═════ Available data ═════

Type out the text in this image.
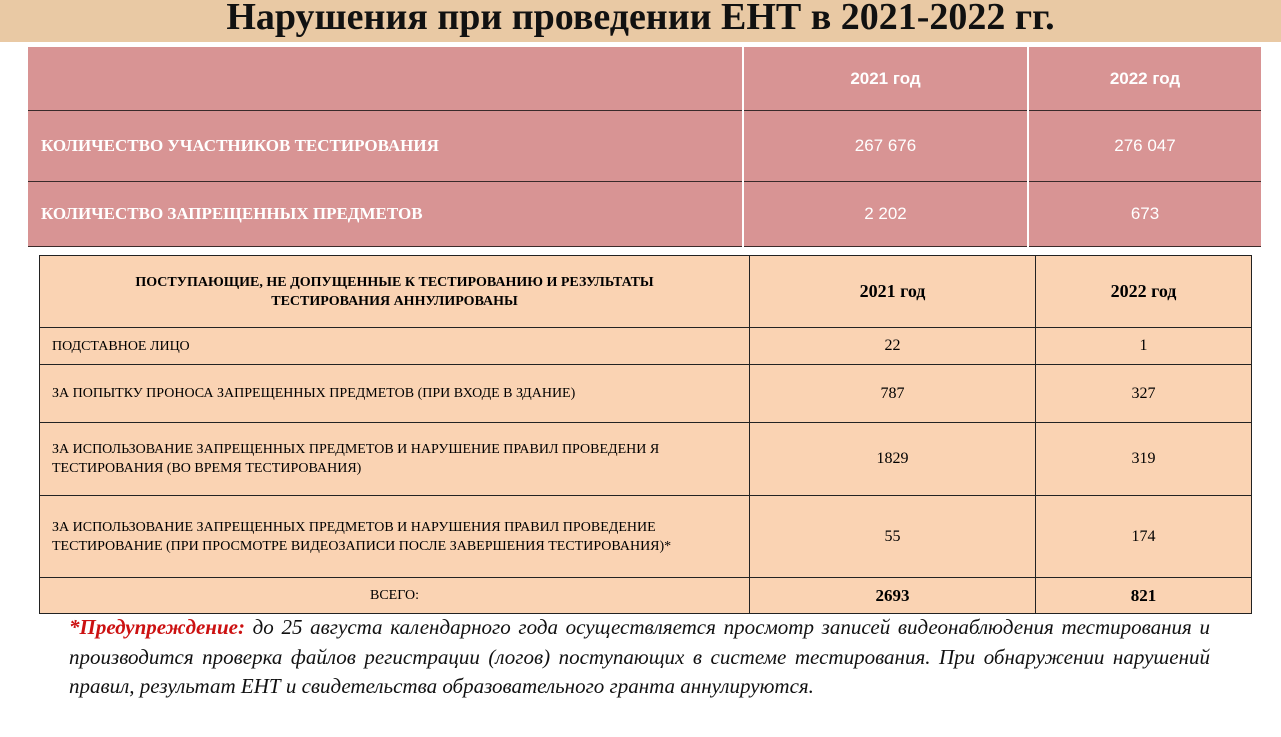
Нарушения при проведении ЕНТ в 2021-2022 гг.
	2021 год	2022 год
КОЛИЧЕСТВО УЧАСТНИКОВ ТЕСТИРОВАНИЯ	267 676	276 047
КОЛИЧЕСТВО ЗАПРЕЩЕННЫХ ПРЕДМЕТОВ	2 202	673
ПОСТУПАЮЩИЕ, НЕ ДОПУЩЕННЫЕ К ТЕСТИРОВАНИЮ И РЕЗУЛЬТАТЫ ТЕСТИРОВАНИЯ АННУЛИРОВАНЫ	2021 год	2022 год
ПОДСТАВНОЕ ЛИЦО	22	1
ЗА ПОПЫТКУ ПРОНОСА ЗАПРЕЩЕННЫХ ПРЕДМЕТОВ (ПРИ ВХОДЕ В ЗДАНИЕ)	787	327
ЗА ИСПОЛЬЗОВАНИЕ ЗАПРЕЩЕННЫХ ПРЕДМЕТОВ И НАРУШЕНИЕ ПРАВИЛ ПРОВЕДЕНИ Я ТЕСТИРОВАНИЯ (ВО ВРЕМЯ ТЕСТИРОВАНИЯ)	1829	319
ЗА ИСПОЛЬЗОВАНИЕ ЗАПРЕЩЕННЫХ ПРЕДМЕТОВ И НАРУШЕНИЯ ПРАВИЛ ПРОВЕДЕНИЕ ТЕСТИРОВАНИЕ (ПРИ ПРОСМОТРЕ ВИДЕОЗАПИСИ ПОСЛЕ ЗАВЕРШЕНИЯ ТЕСТИРОВАНИЯ)*	55	174
ВСЕГО:	2693	821
*Предупреждение: до 25 августа календарного года осуществляется просмотр записей видеонаблюдения тестирования и производится проверка файлов регистрации (логов) поступающих в системе тестирования. При обнаружении нарушений правил, результат ЕНТ и свидетельства образовательного гранта аннулируются.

═════

Goal of the exercise >> Copy the records above exactly, omitting every picture.

Exercise output >>
Type out the text in this image.
Нарушения при проведении ЕНТ в 2021-2022 гг.
	2021 год	2022 год
КОЛИЧЕСТВО УЧАСТНИКОВ ТЕСТИРОВАНИЯ	267 676	276 047
КОЛИЧЕСТВО ЗАПРЕЩЕННЫХ ПРЕДМЕТОВ	2 202	673
ПОСТУПАЮЩИЕ, НЕ ДОПУЩЕННЫЕ К ТЕСТИРОВАНИЮ И РЕЗУЛЬТАТЫ ТЕСТИРОВАНИЯ АННУЛИРОВАНЫ	2021 год	2022 год
ПОДСТАВНОЕ ЛИЦО	22	1
ЗА ПОПЫТКУ ПРОНОСА ЗАПРЕЩЕННЫХ ПРЕДМЕТОВ (ПРИ ВХОДЕ В ЗДАНИЕ)	787	327
ЗА ИСПОЛЬЗОВАНИЕ ЗАПРЕЩЕННЫХ ПРЕДМЕТОВ И НАРУШЕНИЕ ПРАВИЛ ПРОВЕДЕНИ Я ТЕСТИРОВАНИЯ (ВО ВРЕМЯ ТЕСТИРОВАНИЯ)	1829	319
ЗА ИСПОЛЬЗОВАНИЕ ЗАПРЕЩЕННЫХ ПРЕДМЕТОВ И НАРУШЕНИЯ ПРАВИЛ ПРОВЕДЕНИЕ ТЕСТИРОВАНИЕ (ПРИ ПРОСМОТРЕ ВИДЕОЗАПИСИ ПОСЛЕ ЗАВЕРШЕНИЯ ТЕСТИРОВАНИЯ)*	55	174
ВСЕГО:	2693	821
*Предупреждение: до 25 августа календарного года осуществляется просмотр записей видеонаблюдения тестирования и производится проверка файлов регистрации (логов) поступающих в системе тестирования. При обнаружении нарушений правил, результат ЕНТ и свидетельства образовательного гранта аннулируются.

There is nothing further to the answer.